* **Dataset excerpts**
═══

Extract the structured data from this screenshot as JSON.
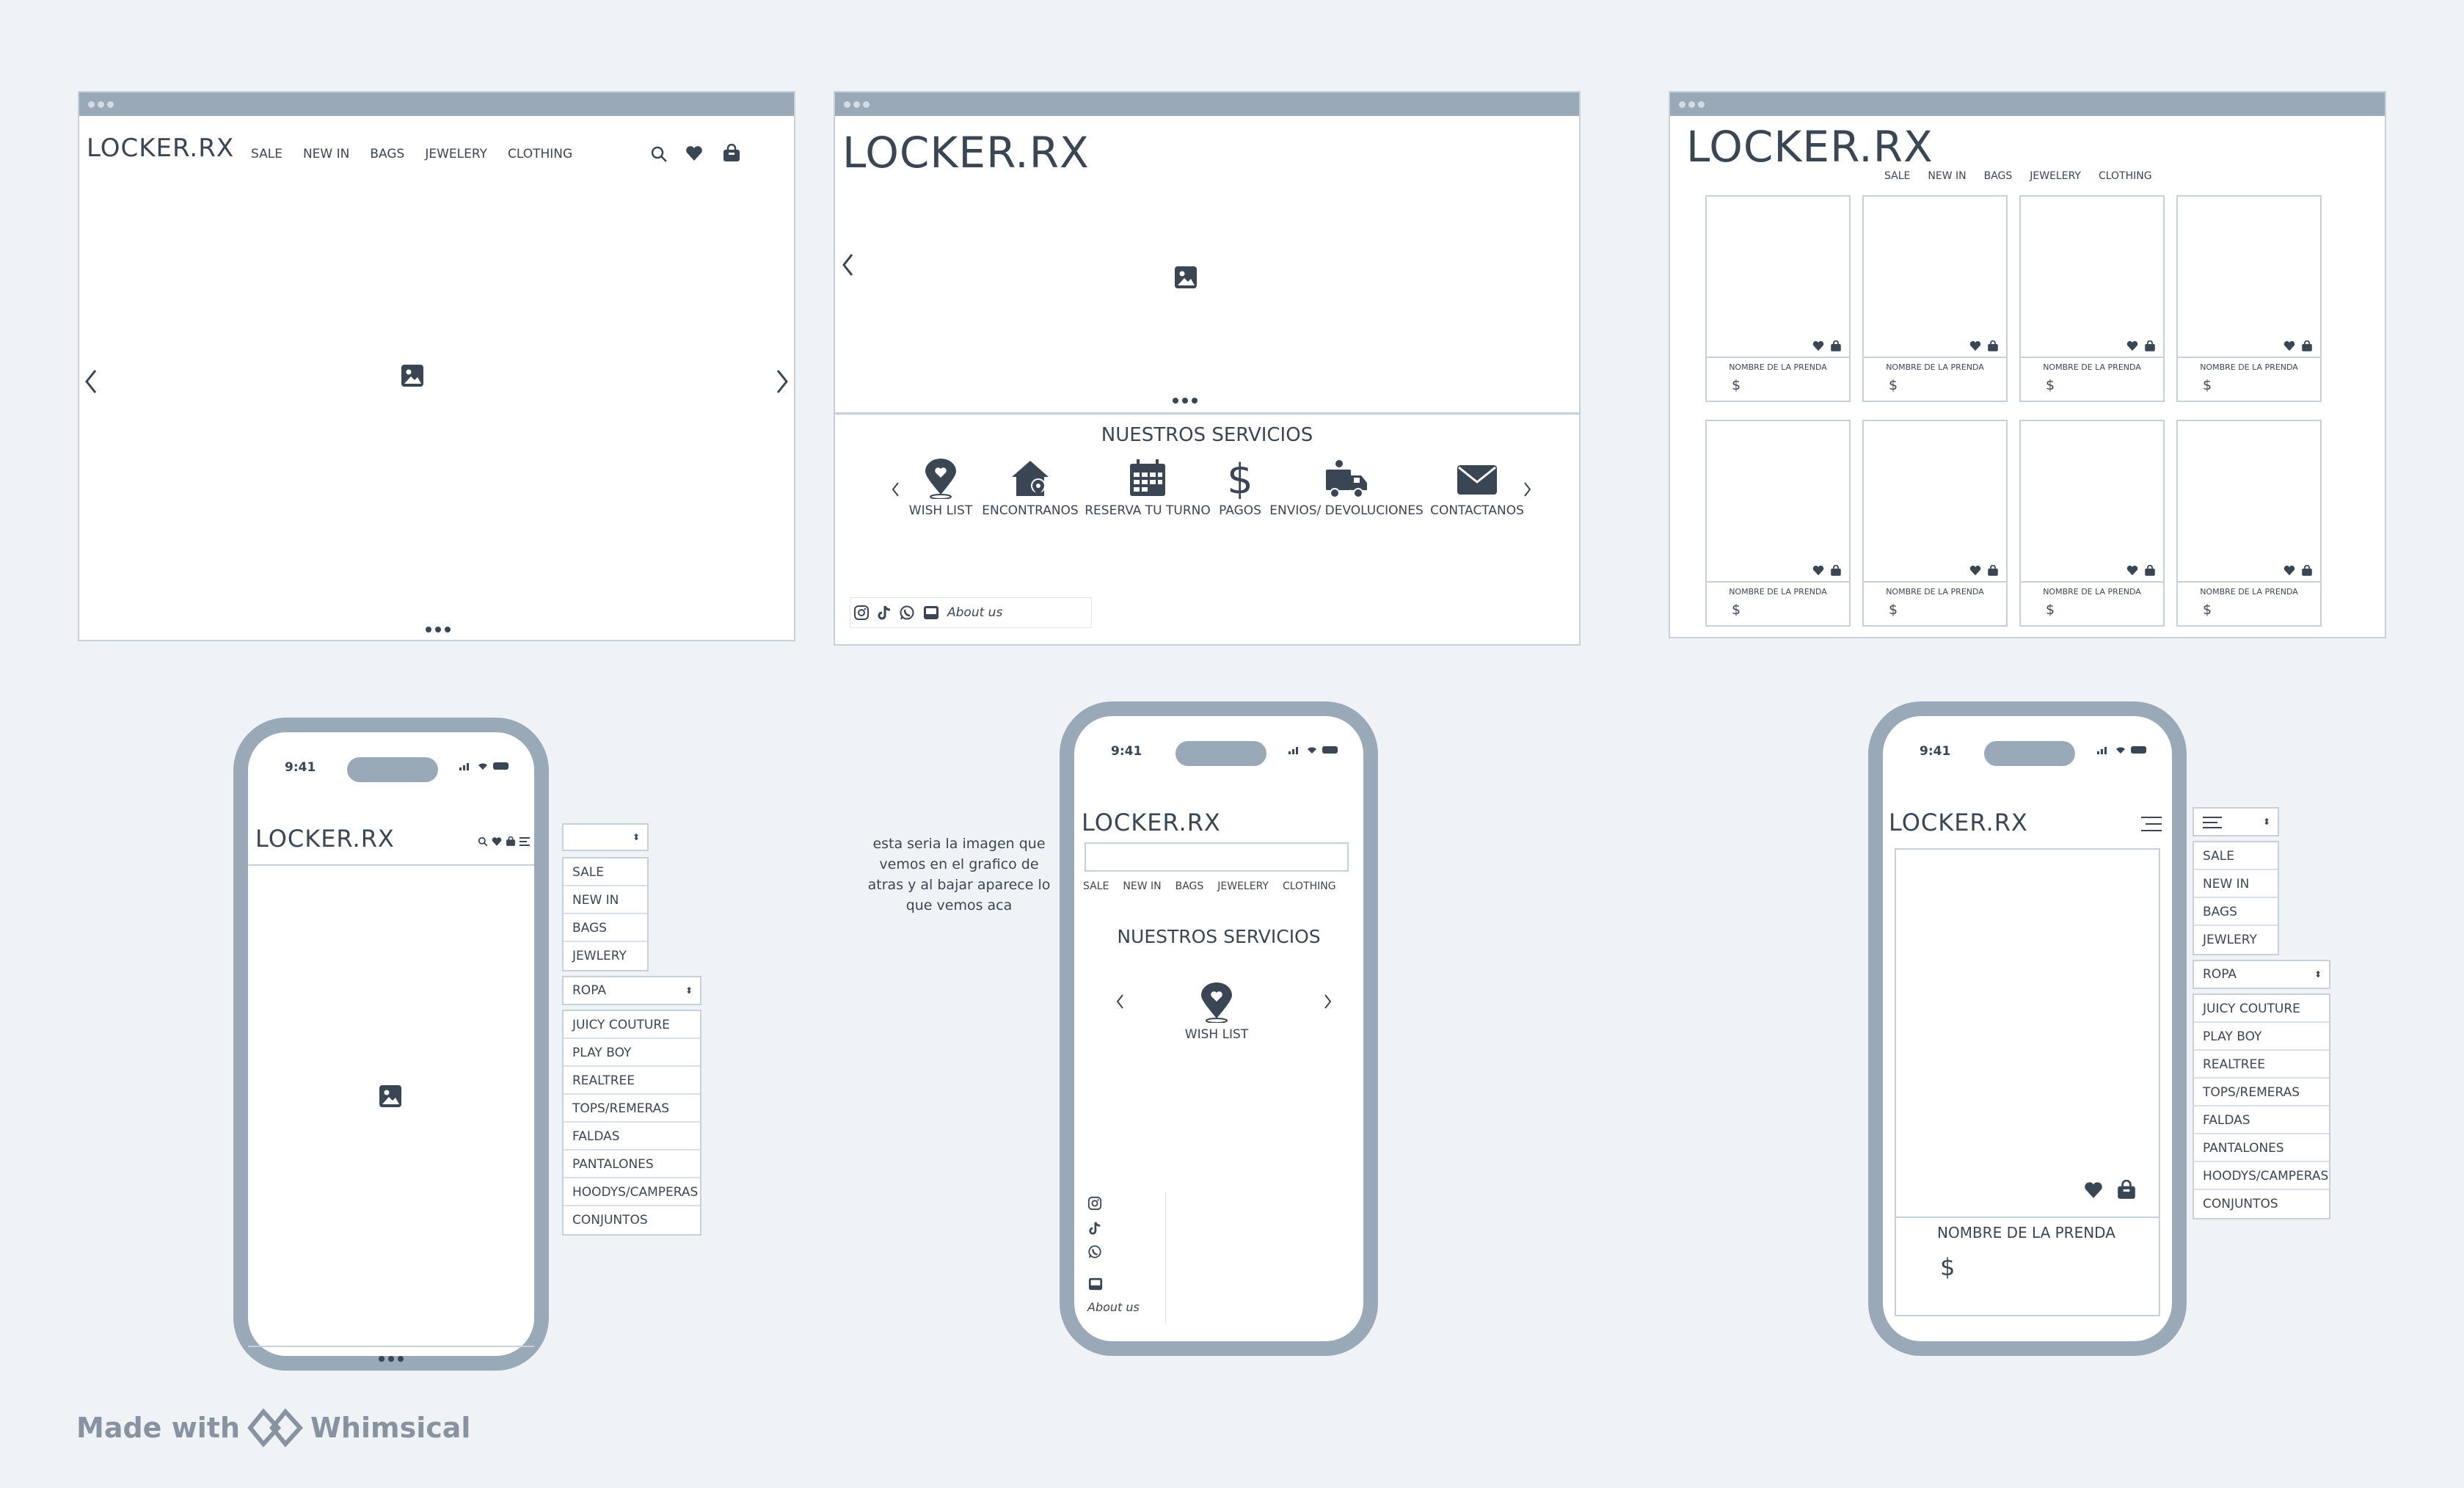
{
  "brand": "LOCKER.RX",
  "nav": [
    "SALE",
    "NEW IN",
    "BAGS",
    "JEWELERY",
    "CLOTHING"
  ],
  "screen2": {
    "services_title": "NUESTROS SERVICIOS",
    "services": [
      {
        "icon": "map-heart-pin-icon",
        "label": "WISH LIST"
      },
      {
        "icon": "house-pin-icon",
        "label": "ENCONTRANOS"
      },
      {
        "icon": "calendar-icon",
        "label": "RESERVA TU TURNO"
      },
      {
        "icon": "dollar-icon",
        "label": "PAGOS"
      },
      {
        "icon": "delivery-truck-icon",
        "label": "ENVIOS/ DEVOLUCIONES"
      },
      {
        "icon": "envelope-icon",
        "label": "CONTACTANOS"
      }
    ],
    "about": "About us"
  },
  "product": {
    "name": "NOMBRE DE LA PRENDA",
    "price": "$"
  },
  "mobile": {
    "time": "9:41",
    "menu_items": [
      "SALE",
      "NEW IN",
      "BAGS",
      "JEWLERY"
    ],
    "menu_items_m3": [
      "SALE",
      "NEW IN",
      "BAGS",
      "JEWLERY"
    ],
    "ropa_label": "ROPA",
    "ropa_items": [
      "JUICY COUTURE",
      "PLAY BOY",
      "REALTREE",
      "TOPS/REMERAS",
      "FALDAS",
      "PANTALONES",
      "HOODYS/CAMPERAS",
      "CONJUNTOS"
    ],
    "nav_m2": [
      "SALE",
      "NEW IN",
      "BAGS",
      "JEWELERY",
      "CLOTHING"
    ],
    "service_label": "WISH LIST",
    "services_title": "NUESTROS SERVICIOS",
    "about": "About us",
    "note": "esta seria la imagen que vemos en el grafico de atras y al bajar aparece lo que vemos aca"
  },
  "footer": {
    "made_with": "Made with",
    "brand": "Whimsical"
  }
}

═══

* **Problem statement**
In how many lines does the word "icon" appear? Respond with the number alone.

* **Answer to this exercise**
6